=== EXERCISE DETAILS ===
Find the lines that contain the word "Goodwin" and copy each one.
* * * * *
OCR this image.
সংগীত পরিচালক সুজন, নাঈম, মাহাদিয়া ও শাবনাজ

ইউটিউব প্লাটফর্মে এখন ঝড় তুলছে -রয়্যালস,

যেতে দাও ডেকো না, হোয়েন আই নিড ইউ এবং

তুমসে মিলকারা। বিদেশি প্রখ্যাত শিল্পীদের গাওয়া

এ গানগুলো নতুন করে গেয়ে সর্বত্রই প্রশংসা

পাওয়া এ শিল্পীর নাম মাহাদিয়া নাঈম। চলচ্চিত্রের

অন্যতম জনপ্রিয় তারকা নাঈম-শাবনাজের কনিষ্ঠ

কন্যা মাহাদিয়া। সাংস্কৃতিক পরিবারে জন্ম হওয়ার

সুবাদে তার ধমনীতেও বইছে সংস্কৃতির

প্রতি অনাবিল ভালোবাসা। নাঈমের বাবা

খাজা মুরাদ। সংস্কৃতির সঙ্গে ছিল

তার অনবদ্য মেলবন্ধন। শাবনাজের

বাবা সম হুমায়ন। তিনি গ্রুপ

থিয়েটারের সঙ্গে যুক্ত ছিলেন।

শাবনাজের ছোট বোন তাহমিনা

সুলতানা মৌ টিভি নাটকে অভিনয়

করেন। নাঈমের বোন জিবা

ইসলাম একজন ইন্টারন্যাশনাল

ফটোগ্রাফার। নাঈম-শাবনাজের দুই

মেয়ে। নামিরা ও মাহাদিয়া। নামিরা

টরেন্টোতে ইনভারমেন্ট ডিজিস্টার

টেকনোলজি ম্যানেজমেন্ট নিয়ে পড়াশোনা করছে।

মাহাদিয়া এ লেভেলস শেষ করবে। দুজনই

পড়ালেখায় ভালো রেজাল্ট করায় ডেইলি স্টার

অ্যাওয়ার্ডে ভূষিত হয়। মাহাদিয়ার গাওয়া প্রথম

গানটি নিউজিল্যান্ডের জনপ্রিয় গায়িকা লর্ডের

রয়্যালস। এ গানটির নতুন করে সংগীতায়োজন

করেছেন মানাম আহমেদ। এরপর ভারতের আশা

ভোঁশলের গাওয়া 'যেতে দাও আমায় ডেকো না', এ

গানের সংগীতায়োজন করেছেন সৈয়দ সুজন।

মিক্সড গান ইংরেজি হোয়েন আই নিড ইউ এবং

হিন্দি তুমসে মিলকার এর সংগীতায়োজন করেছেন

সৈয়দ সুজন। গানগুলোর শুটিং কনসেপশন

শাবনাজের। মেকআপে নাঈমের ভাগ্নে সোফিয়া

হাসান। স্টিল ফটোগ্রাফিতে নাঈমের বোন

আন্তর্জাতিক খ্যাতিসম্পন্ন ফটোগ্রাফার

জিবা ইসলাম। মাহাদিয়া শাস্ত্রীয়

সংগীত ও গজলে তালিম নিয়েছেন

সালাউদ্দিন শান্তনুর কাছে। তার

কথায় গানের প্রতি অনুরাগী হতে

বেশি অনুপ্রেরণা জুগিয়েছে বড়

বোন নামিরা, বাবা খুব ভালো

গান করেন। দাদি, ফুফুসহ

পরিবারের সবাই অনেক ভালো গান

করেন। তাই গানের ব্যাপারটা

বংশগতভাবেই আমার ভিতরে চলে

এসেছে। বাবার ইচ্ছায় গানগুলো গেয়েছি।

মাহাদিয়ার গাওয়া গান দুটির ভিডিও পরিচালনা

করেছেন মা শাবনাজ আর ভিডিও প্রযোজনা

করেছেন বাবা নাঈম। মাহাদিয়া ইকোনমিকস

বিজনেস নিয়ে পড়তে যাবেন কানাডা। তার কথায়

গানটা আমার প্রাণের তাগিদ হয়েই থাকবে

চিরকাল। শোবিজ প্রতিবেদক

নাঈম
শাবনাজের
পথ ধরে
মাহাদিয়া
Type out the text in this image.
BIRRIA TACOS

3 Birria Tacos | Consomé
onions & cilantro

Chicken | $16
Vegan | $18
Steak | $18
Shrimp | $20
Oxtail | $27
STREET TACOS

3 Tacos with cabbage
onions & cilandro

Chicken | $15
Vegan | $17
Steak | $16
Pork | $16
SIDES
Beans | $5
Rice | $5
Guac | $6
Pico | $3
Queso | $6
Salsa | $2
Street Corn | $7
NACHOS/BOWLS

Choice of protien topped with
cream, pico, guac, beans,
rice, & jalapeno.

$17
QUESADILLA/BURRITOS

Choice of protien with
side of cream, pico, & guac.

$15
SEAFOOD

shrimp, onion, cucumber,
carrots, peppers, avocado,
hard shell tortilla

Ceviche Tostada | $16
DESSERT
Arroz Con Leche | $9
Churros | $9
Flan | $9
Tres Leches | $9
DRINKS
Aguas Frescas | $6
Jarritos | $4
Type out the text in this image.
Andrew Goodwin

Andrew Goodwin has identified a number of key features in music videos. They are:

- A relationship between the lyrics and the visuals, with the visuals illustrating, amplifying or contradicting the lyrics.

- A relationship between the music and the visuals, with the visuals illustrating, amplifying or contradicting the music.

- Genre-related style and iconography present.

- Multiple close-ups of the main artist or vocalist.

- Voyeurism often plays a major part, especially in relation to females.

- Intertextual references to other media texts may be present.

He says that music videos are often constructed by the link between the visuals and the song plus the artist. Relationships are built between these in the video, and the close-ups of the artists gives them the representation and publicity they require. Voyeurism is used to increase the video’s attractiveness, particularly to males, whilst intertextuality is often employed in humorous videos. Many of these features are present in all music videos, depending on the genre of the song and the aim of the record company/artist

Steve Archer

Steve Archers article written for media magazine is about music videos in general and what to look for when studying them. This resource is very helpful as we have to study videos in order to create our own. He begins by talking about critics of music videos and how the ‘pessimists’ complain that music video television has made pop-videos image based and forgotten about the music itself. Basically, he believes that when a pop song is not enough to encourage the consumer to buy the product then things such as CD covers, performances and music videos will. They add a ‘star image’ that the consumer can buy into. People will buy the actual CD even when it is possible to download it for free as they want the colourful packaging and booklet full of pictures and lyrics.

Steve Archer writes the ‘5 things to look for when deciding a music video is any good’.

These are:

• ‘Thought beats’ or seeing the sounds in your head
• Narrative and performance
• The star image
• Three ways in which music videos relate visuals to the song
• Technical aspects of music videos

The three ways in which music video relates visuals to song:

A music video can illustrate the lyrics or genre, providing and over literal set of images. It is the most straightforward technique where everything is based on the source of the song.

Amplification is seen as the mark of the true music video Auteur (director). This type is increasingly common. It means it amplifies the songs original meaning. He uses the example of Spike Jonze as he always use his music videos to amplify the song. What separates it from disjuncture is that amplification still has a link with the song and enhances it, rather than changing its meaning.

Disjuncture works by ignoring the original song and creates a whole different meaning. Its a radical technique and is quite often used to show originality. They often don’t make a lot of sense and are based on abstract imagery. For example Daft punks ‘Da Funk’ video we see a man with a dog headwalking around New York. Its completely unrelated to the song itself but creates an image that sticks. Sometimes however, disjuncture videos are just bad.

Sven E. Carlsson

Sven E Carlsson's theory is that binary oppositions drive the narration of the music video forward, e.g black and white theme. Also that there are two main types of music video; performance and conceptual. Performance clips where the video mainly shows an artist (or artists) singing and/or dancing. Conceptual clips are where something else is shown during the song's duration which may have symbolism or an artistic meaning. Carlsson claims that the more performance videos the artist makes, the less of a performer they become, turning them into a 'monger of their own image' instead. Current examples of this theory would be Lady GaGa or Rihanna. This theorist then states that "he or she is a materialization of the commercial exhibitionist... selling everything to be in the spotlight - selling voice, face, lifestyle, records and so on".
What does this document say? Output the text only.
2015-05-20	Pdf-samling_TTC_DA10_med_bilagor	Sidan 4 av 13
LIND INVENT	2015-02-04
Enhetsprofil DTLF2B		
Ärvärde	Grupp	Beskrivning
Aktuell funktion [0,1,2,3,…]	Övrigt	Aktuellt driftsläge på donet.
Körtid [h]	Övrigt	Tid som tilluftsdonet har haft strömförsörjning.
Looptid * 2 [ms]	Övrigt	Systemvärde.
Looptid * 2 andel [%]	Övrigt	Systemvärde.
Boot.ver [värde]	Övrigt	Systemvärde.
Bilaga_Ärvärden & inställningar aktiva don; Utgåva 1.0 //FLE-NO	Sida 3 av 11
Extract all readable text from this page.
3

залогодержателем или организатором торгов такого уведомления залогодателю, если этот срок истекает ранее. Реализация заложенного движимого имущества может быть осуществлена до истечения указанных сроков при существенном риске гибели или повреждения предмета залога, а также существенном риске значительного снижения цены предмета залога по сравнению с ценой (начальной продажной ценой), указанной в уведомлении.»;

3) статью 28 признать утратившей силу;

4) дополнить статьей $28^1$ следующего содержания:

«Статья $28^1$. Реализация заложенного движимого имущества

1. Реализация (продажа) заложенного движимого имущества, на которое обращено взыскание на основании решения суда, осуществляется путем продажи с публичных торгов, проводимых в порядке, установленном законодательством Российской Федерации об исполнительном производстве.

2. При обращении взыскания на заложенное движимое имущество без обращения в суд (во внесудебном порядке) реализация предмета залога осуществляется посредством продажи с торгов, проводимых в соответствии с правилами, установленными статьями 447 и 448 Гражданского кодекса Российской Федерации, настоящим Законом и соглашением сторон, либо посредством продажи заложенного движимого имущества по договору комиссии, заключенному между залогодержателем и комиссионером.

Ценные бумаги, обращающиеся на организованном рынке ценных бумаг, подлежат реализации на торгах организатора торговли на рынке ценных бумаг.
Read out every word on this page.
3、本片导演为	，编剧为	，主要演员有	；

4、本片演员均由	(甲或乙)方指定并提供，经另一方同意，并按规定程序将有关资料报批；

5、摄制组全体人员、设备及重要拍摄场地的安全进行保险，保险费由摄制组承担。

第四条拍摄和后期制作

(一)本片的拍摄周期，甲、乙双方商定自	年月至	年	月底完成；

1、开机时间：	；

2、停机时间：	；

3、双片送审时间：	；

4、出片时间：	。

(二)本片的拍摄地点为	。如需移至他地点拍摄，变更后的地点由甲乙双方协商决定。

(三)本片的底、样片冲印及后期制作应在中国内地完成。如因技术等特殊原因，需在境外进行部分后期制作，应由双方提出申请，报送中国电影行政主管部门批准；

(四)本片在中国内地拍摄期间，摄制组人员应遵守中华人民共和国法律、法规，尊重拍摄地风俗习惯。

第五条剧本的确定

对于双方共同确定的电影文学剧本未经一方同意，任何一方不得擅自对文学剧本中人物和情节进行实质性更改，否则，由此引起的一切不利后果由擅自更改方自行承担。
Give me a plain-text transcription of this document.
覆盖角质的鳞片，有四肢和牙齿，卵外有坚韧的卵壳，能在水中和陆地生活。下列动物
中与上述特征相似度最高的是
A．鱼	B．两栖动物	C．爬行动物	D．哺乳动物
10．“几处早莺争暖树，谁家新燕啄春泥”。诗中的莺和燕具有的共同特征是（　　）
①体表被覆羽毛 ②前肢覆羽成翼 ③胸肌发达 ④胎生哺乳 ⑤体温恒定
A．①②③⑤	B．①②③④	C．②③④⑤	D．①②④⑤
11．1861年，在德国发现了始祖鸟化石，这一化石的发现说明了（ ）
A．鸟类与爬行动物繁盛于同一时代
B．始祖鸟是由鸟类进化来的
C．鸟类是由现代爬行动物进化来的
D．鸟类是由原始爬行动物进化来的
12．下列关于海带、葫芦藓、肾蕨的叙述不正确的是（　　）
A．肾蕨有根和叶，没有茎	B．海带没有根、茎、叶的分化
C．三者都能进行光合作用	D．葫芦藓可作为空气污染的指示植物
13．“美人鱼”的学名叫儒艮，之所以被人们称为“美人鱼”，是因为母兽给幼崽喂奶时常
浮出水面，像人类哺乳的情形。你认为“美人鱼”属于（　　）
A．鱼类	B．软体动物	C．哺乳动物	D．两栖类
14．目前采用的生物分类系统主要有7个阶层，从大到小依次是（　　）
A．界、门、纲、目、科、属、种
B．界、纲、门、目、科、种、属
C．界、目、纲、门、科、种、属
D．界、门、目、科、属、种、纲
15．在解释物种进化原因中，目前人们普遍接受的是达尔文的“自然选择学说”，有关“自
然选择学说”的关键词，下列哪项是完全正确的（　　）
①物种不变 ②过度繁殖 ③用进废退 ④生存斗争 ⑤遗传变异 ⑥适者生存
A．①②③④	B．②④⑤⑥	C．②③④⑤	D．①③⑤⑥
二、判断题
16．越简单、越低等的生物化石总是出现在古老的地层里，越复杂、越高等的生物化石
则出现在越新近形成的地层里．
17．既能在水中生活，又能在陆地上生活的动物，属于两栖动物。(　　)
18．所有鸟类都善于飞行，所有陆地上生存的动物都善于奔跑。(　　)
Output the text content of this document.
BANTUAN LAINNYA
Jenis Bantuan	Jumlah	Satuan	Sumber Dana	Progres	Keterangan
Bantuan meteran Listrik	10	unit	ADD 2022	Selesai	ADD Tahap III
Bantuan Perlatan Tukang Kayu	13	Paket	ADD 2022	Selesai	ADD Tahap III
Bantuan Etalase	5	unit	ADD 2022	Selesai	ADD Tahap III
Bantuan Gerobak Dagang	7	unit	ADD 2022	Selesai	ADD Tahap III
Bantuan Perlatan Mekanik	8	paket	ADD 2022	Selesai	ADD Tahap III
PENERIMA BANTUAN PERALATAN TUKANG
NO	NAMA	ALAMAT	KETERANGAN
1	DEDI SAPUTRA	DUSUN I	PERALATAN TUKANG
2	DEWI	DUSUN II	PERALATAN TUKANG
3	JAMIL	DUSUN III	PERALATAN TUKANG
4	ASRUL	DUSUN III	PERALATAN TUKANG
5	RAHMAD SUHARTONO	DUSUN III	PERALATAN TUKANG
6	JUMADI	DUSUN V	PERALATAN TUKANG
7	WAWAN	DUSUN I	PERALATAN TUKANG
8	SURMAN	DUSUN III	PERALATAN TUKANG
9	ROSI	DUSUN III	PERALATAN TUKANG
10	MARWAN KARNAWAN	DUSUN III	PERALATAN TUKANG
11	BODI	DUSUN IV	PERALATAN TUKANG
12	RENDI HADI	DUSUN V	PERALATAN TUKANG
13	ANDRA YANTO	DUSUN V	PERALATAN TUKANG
* * * * *
=== TASK RESULT ===
Andrew Goodwin
Andrew Goodwin has identified a number of key features in music videos. They are:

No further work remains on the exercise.